**Saved entries:**

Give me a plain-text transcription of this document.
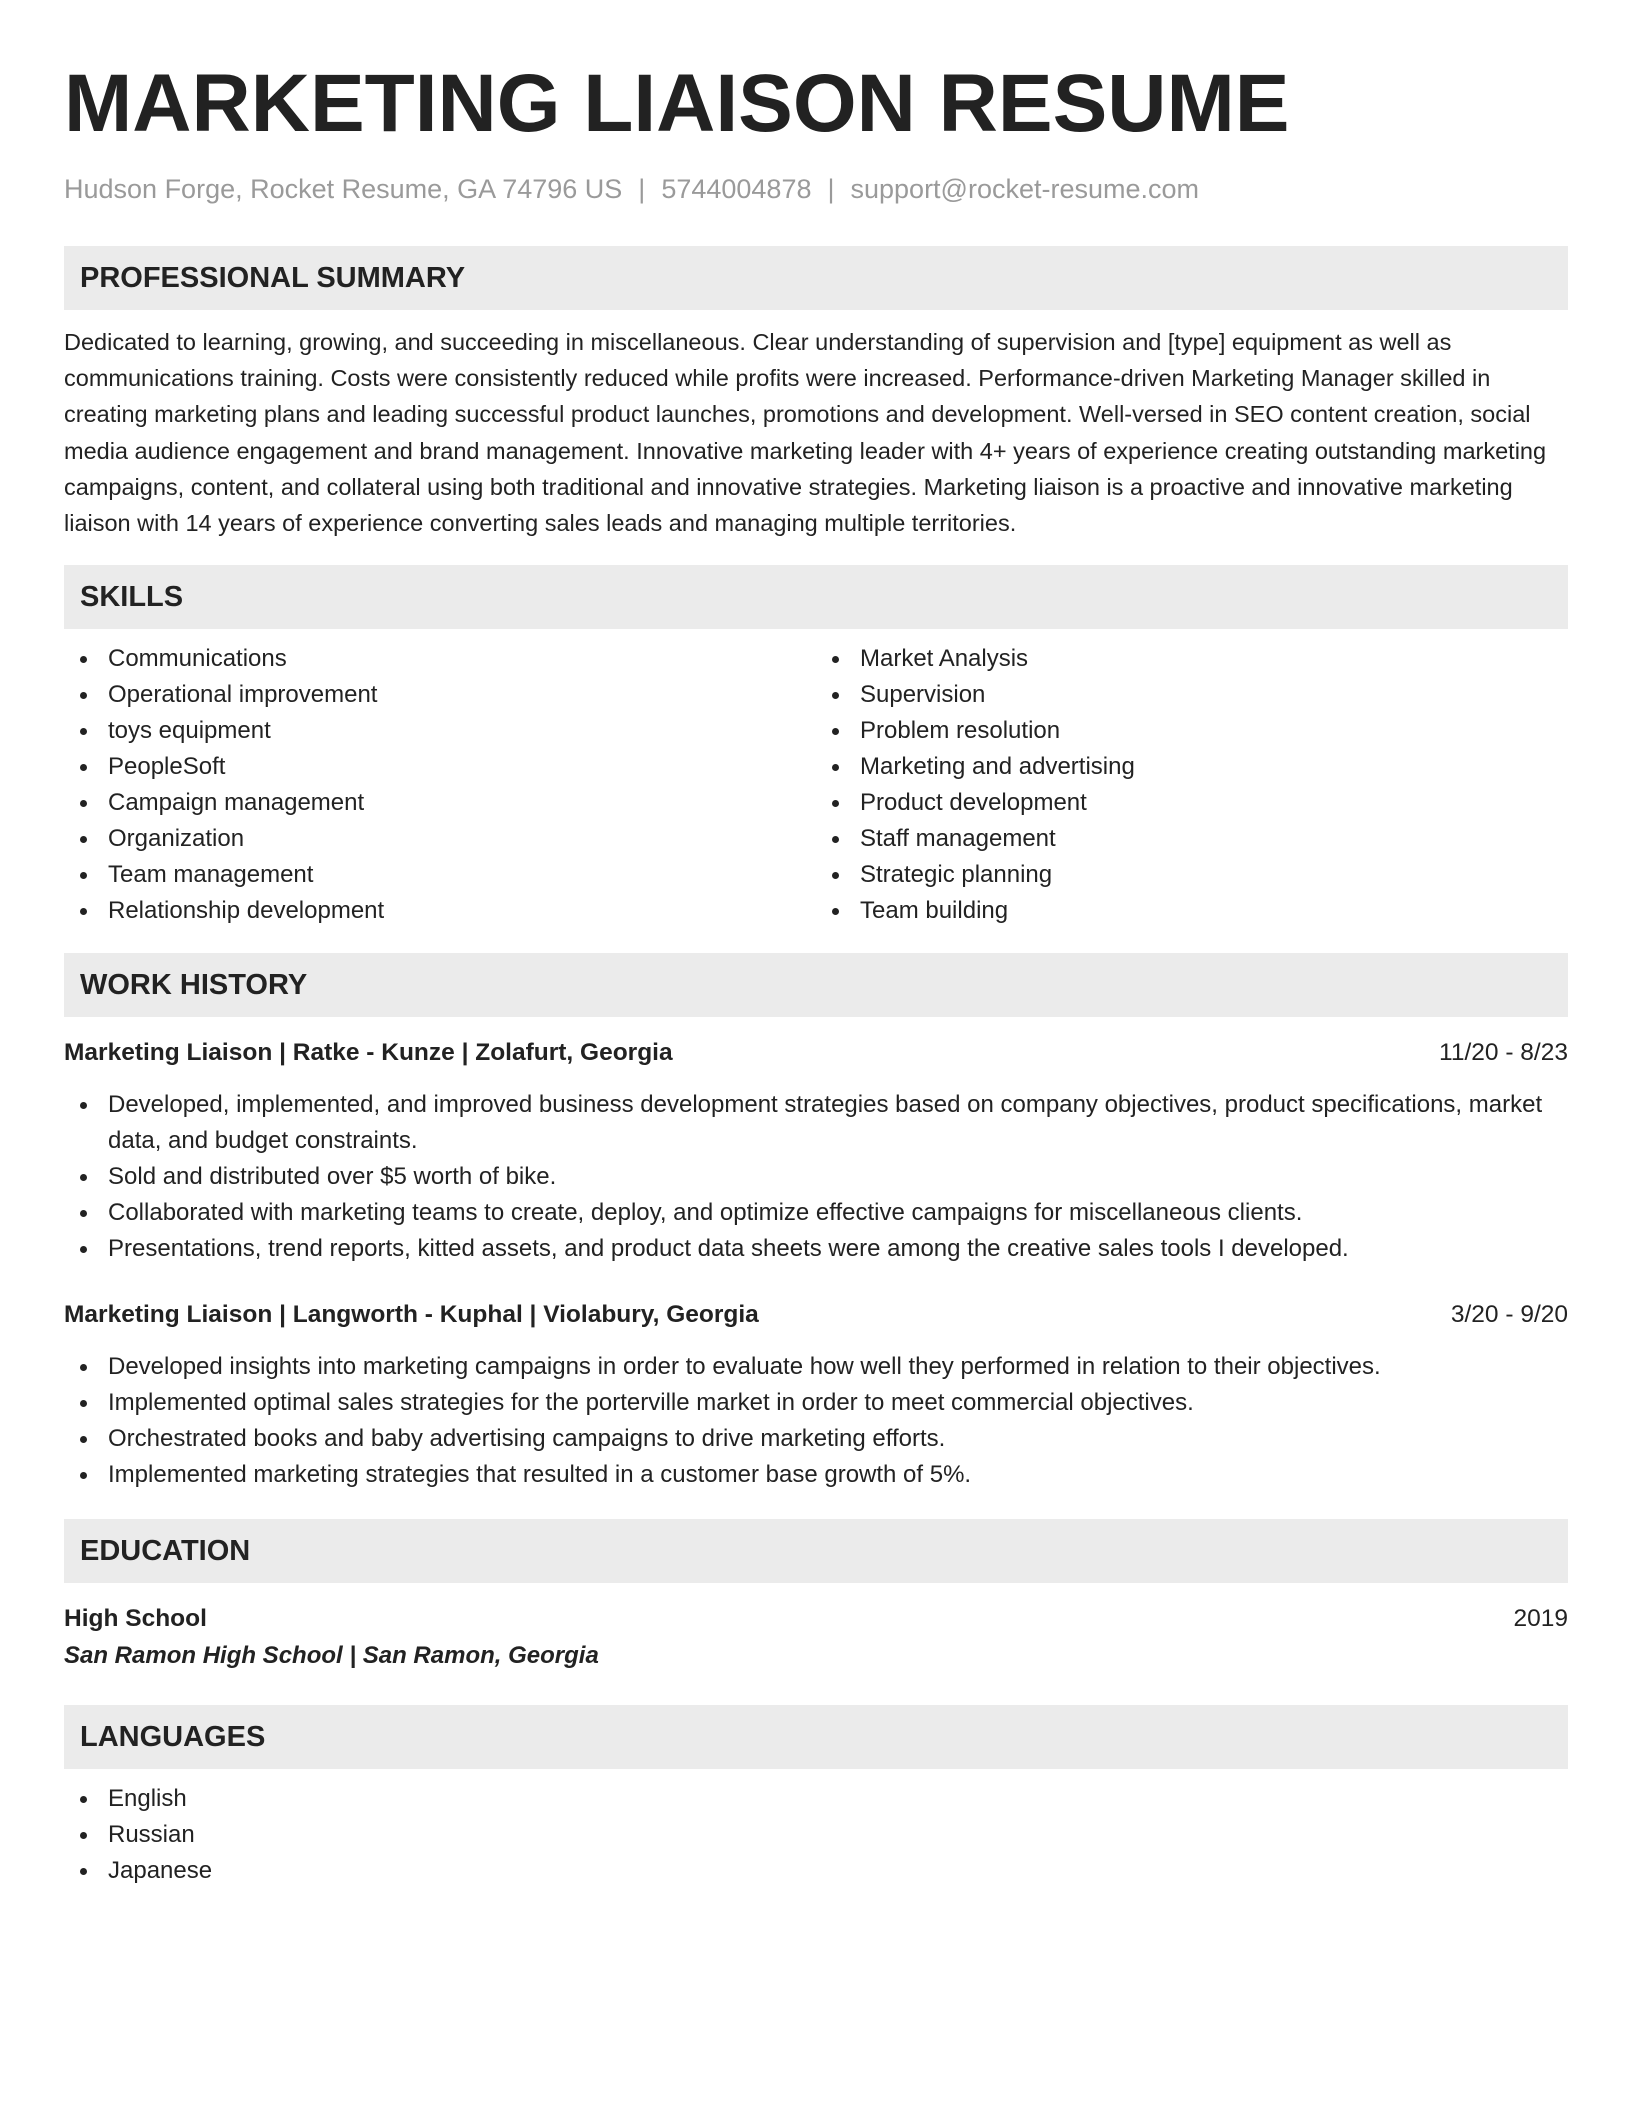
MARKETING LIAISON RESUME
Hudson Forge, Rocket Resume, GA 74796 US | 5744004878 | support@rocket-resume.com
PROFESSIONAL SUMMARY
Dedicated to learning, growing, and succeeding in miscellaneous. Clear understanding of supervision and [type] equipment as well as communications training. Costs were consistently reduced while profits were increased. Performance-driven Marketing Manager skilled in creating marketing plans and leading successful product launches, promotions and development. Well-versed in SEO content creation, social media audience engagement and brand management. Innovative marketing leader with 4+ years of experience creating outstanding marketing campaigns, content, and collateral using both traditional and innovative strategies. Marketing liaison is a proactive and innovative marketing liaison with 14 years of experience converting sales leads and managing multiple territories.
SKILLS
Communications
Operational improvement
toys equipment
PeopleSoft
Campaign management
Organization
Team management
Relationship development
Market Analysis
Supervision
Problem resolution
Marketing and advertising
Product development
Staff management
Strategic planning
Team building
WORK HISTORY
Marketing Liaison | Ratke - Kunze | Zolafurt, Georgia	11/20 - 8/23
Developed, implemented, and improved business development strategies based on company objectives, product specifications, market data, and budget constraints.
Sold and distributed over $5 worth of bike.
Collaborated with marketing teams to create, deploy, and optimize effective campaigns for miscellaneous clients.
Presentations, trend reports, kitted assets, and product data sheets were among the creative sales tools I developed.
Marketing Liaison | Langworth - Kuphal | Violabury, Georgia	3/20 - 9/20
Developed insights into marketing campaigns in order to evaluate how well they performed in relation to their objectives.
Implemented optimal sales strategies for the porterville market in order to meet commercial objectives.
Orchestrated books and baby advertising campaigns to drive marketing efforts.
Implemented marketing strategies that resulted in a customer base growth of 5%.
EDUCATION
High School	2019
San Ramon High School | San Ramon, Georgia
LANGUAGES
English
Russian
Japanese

**EXERCISE DESCRIPTION:**
Skip the pictures and transcribe the rest of the records exactly.

**CORRECT RESULT:**
Give me a plain-text transcription of this document.
MARKETING LIAISON RESUME
Hudson Forge, Rocket Resume, GA 74796 US | 5744004878 | support@rocket-resume.com
PROFESSIONAL SUMMARY
Dedicated to learning, growing, and succeeding in miscellaneous. Clear understanding of supervision and [type] equipment as well as communications training. Costs were consistently reduced while profits were increased. Performance-driven Marketing Manager skilled in creating marketing plans and leading successful product launches, promotions and development. Well-versed in SEO content creation, social media audience engagement and brand management. Innovative marketing leader with 4+ years of experience creating outstanding marketing campaigns, content, and collateral using both traditional and innovative strategies. Marketing liaison is a proactive and innovative marketing liaison with 14 years of experience converting sales leads and managing multiple territories.
SKILLS
Communications
Operational improvement
toys equipment
PeopleSoft
Campaign management
Organization
Team management
Relationship development
Market Analysis
Supervision
Problem resolution
Marketing and advertising
Product development
Staff management
Strategic planning
Team building
WORK HISTORY
Marketing Liaison | Ratke - Kunze | Zolafurt, Georgia	11/20 - 8/23
Developed, implemented, and improved business development strategies based on company objectives, product specifications, market data, and budget constraints.
Sold and distributed over $5 worth of bike.
Collaborated with marketing teams to create, deploy, and optimize effective campaigns for miscellaneous clients.
Presentations, trend reports, kitted assets, and product data sheets were among the creative sales tools I developed.
Marketing Liaison | Langworth - Kuphal | Violabury, Georgia	3/20 - 9/20
Developed insights into marketing campaigns in order to evaluate how well they performed in relation to their objectives.
Implemented optimal sales strategies for the porterville market in order to meet commercial objectives.
Orchestrated books and baby advertising campaigns to drive marketing efforts.
Implemented marketing strategies that resulted in a customer base growth of 5%.
EDUCATION
High School	2019
San Ramon High School | San Ramon, Georgia
LANGUAGES
English
Russian
Japanese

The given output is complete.